**WHAT THE EXERCISE ASKS:** Print the rows from the line with "promo-text: 养只打工兔：15种状态演我上班 <box>1666" up to and including the line with "candidate-number: 6 <box>702", copying each one unchanged.

[begin THE INPUT]

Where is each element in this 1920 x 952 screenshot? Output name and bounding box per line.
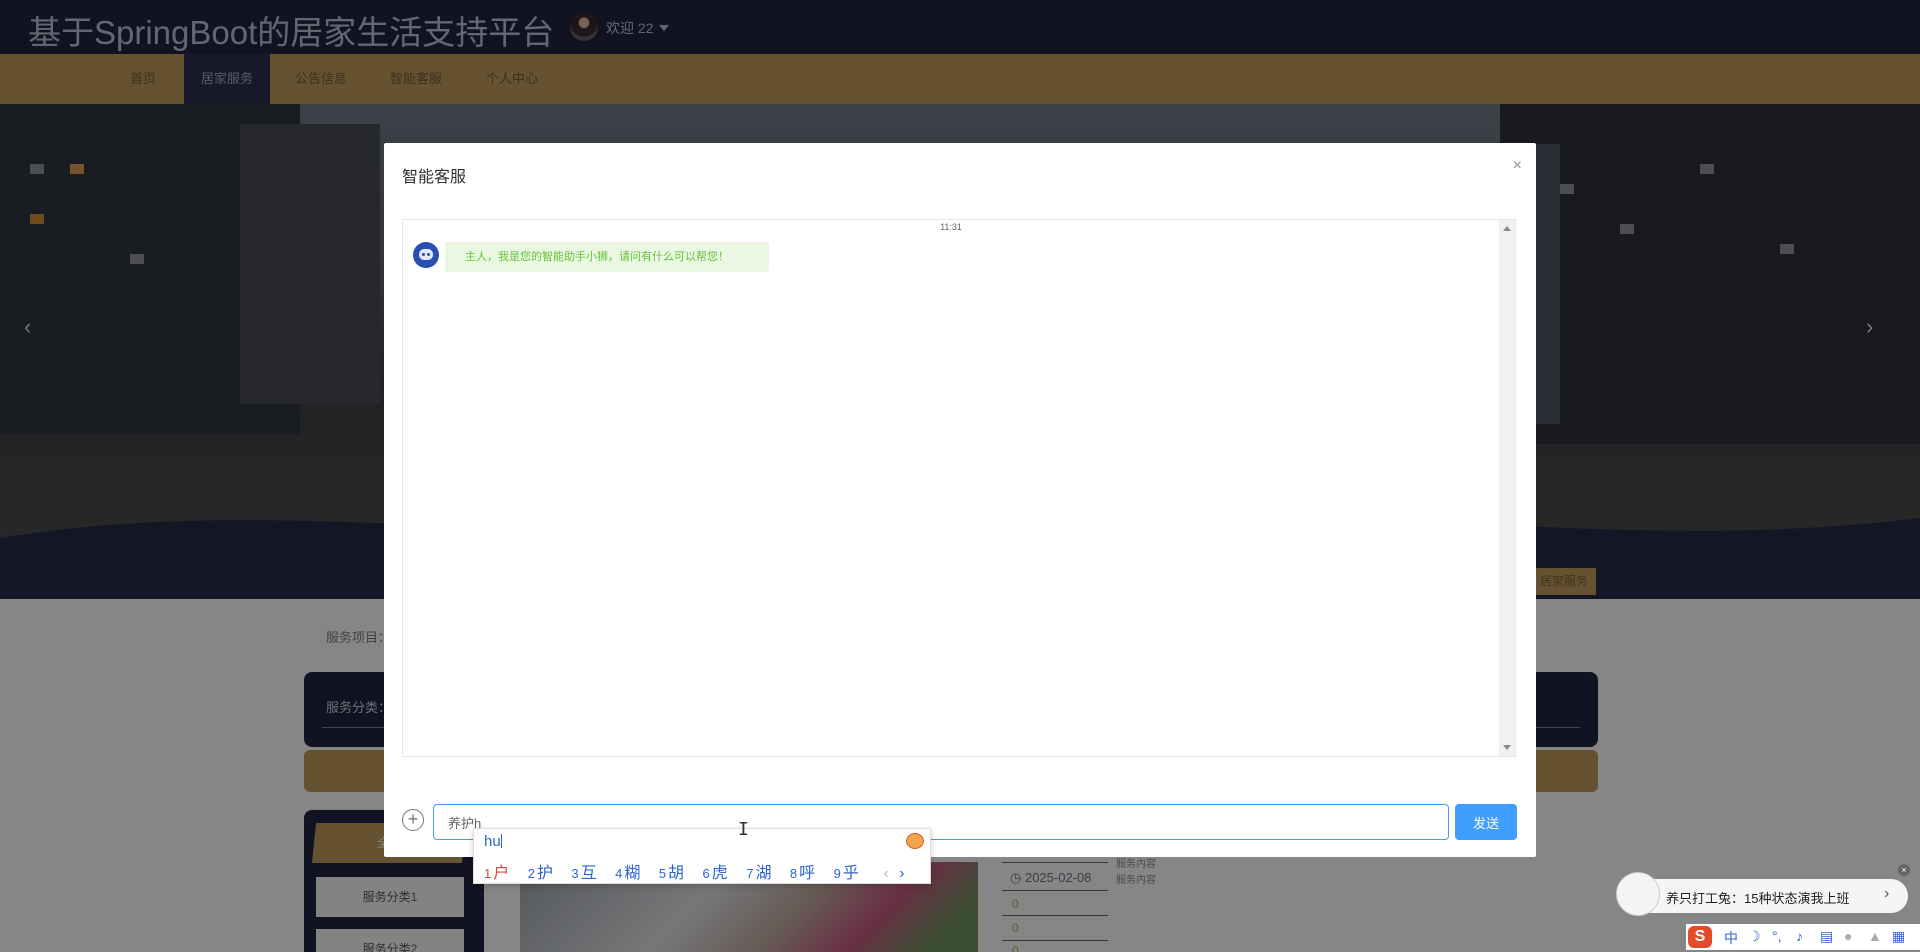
promo-text: 养只打工兔：15种状态演我上班 <box>1666 891 1850 906</box>
user-icon[interactable]: ● <box>1844 928 1852 944</box>
dialog-title: 智能客服 <box>402 169 467 186</box>
scrollbar[interactable] <box>1499 220 1515 756</box>
candidate-text: 呼 <box>799 865 816 882</box>
ime-composition-text: hu <box>484 833 501 850</box>
candidate-number: 9 <box>833 866 841 881</box>
grid-icon[interactable]: ▦ <box>1892 928 1905 945</box>
close-icon[interactable]: × <box>1513 157 1522 175</box>
ime-next-icon[interactable]: › <box>899 865 904 883</box>
ime-candidate[interactable]: 1户 <box>484 859 509 883</box>
ime-candidate[interactable]: 5胡 <box>659 859 684 883</box>
candidate-number: 6 <box>702 866 710 881</box>
ime-candidate[interactable]: 8呼 <box>790 859 815 883</box>
candidate-number: 7 <box>746 866 754 881</box>
ime-candidate[interactable]: 3互 <box>571 859 596 883</box>
moon-icon[interactable]: ☽ <box>1748 928 1761 945</box>
ime-candidate[interactable]: 9乎 <box>834 859 859 883</box>
microphone-icon[interactable]: ♪ <box>1796 928 1803 944</box>
ime-candidates: 1户 2护 3互 4糊 5胡 6虎 7湖 8呼 9乎 ‹ › <box>484 859 904 883</box>
message-time: 11:31 <box>940 222 962 232</box>
candidate-number: 4 <box>615 866 623 881</box>
candidate-number: 1 <box>484 866 492 881</box>
robot-eye <box>422 253 425 256</box>
candidate-text: 户 <box>493 865 510 882</box>
bot-avatar <box>413 242 439 268</box>
ime-candidate[interactable]: 7湖 <box>746 859 771 883</box>
candidate-text: 糊 <box>624 865 641 882</box>
send-button[interactable]: 发送 <box>1455 804 1517 840</box>
ime-skin-icon[interactable] <box>906 833 924 849</box>
ime-candidate[interactable]: 6虎 <box>703 859 728 883</box>
punctuation-icon[interactable]: °, <box>1772 928 1782 944</box>
chevron-right-icon[interactable]: › <box>1884 885 1889 903</box>
candidate-text: 胡 <box>668 865 685 882</box>
keyboard-icon[interactable]: ▤ <box>1820 928 1833 945</box>
ime-prev-icon[interactable]: ‹ <box>883 865 888 883</box>
candidate-text: 护 <box>536 865 553 882</box>
candidate-text: 互 <box>580 865 597 882</box>
scroll-up-icon[interactable] <box>1503 226 1511 231</box>
rabbit-mascot-icon <box>1616 872 1660 916</box>
ime-candidate[interactable]: 4糊 <box>615 859 640 883</box>
candidate-number: 2 <box>527 866 535 881</box>
shirt-icon[interactable]: ▲ <box>1868 928 1882 944</box>
robot-eye <box>427 253 430 256</box>
scroll-down-icon[interactable] <box>1503 745 1511 750</box>
chat-history[interactable]: 11:31 主人，我是您的智能助手小狮，请问有什么可以帮您！ <box>402 219 1516 757</box>
ime-candidate[interactable]: 2护 <box>528 859 553 883</box>
ime-language-toggle[interactable]: 中 <box>1724 928 1738 948</box>
sogou-logo-icon[interactable]: S <box>1688 926 1712 948</box>
ime-caret <box>500 834 502 848</box>
candidate-text: 虎 <box>711 865 728 882</box>
text-cursor-icon: I <box>738 819 749 840</box>
chat-dialog: 智能客服 × 11:31 主人，我是您的智能助手小狮，请问有什么可以帮您！ + … <box>384 143 1536 857</box>
candidate-text: 乎 <box>842 865 859 882</box>
close-icon[interactable]: × <box>1898 864 1910 876</box>
candidate-number: 5 <box>658 866 667 881</box>
bot-message: 主人，我是您的智能助手小狮，请问有什么可以帮您！ <box>445 242 769 272</box>
ime-candidate-popup: hu 1户 2护 3互 4糊 5胡 6虎 7湖 8呼 9乎 ‹ › <box>473 828 931 884</box>
add-attachment-icon[interactable]: + <box>402 809 424 831</box>
candidate-number: 8 <box>789 866 798 881</box>
ime-composition: hu <box>484 833 502 850</box>
candidate-number: 3 <box>571 866 579 881</box>
ime-toolbar: S 中 ☽ °, ♪ ▤ ● ▲ ▦ <box>1686 924 1920 950</box>
candidate-text: 湖 <box>755 865 772 882</box>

[end THE INPUT]

**OUTPUT FOR THIS EXERCISE:**
promo-text: 养只打工兔：15种状态演我上班 <box>1666 891 1850 906</box>
user-icon[interactable]: ● <box>1844 928 1852 944</box>
dialog-title: 智能客服 <box>402 169 467 186</box>
scrollbar[interactable] <box>1499 220 1515 756</box>
candidate-text: 呼 <box>799 865 816 882</box>
ime-composition-text: hu <box>484 833 501 850</box>
candidate-number: 9 <box>833 866 841 881</box>
grid-icon[interactable]: ▦ <box>1892 928 1905 945</box>
close-icon[interactable]: × <box>1513 157 1522 175</box>
ime-next-icon[interactable]: › <box>899 865 904 883</box>
ime-candidate[interactable]: 1户 <box>484 859 509 883</box>
ime-candidate[interactable]: 5胡 <box>659 859 684 883</box>
candidate-number: 6 <box>702 866 710 881</box>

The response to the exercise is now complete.